### EXERCISE BRIEF
Find the string "fins" in the data, then copy every line where it is found.

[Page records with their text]
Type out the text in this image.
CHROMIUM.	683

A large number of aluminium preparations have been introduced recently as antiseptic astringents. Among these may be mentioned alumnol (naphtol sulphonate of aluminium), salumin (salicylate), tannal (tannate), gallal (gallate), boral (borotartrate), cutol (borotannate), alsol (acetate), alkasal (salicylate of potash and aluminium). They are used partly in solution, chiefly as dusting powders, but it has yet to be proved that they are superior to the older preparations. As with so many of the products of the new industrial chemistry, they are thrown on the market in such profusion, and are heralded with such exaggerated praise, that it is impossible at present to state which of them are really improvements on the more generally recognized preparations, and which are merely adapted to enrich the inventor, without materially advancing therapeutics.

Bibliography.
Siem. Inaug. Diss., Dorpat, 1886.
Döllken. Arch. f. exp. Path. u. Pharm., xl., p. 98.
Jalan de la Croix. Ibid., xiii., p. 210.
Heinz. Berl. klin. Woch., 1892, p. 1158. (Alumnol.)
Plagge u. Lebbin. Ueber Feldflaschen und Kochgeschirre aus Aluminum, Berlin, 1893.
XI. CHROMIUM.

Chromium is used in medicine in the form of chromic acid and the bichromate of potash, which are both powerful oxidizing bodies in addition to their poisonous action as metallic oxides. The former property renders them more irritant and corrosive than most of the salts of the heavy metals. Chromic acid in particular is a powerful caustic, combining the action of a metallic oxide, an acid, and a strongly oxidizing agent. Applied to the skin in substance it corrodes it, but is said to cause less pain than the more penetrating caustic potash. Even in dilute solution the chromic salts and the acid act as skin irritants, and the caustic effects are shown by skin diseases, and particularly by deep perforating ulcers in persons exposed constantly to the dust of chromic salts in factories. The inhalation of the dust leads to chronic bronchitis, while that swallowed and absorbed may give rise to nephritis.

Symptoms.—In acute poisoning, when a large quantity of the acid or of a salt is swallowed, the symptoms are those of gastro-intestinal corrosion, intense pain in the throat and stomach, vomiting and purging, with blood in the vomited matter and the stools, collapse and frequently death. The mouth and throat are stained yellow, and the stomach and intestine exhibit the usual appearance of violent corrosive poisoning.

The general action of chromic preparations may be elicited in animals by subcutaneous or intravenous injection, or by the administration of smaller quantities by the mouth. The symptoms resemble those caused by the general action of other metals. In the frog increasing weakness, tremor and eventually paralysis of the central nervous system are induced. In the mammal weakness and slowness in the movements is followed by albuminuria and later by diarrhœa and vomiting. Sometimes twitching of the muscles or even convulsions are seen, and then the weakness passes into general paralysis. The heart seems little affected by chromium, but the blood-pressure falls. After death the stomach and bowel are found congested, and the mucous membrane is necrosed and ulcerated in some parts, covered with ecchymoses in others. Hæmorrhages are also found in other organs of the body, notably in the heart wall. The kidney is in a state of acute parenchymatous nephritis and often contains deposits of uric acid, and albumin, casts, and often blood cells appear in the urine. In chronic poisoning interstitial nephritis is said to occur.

--

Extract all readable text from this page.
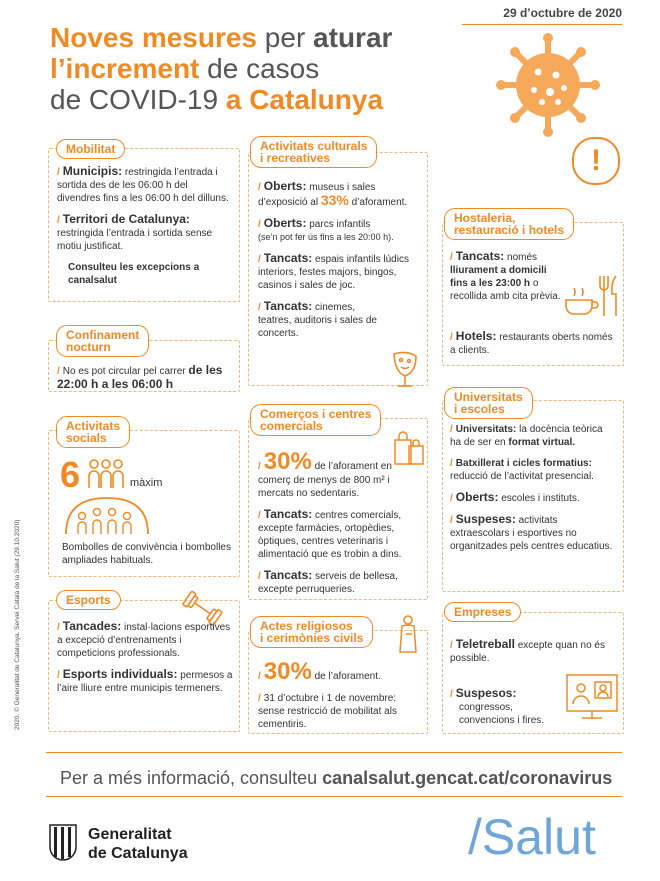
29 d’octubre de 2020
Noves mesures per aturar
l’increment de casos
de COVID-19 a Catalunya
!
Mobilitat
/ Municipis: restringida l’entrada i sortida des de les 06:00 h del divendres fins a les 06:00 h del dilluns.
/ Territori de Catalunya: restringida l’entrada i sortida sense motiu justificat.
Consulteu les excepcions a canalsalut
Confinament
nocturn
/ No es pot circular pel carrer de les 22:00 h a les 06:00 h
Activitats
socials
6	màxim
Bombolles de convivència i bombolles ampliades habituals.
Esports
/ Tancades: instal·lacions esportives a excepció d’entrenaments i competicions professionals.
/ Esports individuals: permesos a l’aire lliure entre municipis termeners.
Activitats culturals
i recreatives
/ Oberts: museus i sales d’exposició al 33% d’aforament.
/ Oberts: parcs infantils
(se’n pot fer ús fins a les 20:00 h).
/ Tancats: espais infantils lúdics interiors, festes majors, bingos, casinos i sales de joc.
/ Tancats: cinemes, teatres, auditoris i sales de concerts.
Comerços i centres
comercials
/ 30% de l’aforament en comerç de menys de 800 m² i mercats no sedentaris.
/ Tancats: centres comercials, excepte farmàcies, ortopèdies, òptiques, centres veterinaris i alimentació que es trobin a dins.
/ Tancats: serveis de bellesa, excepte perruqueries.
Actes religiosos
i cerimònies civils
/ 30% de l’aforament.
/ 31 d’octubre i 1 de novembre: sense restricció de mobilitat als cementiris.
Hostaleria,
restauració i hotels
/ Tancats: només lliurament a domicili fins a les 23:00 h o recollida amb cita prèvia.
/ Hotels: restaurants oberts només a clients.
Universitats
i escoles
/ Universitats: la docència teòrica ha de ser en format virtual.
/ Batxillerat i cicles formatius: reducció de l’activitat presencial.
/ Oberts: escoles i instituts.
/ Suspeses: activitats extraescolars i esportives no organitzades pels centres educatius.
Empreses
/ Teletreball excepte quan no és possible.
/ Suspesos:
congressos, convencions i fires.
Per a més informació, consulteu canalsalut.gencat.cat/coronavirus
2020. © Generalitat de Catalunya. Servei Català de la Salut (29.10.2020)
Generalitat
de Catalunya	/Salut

### ANSWER BELOW
/ Municipis: restringida l’entrada i sortida des de les 06:00 h del divendres fins a les 06:00 h del dilluns.
(se’n pot fer ús fins a les 20:00 h).
/ Tancats: només lliurament a domicili fins a les 23:00 h o recollida amb cita prèvia.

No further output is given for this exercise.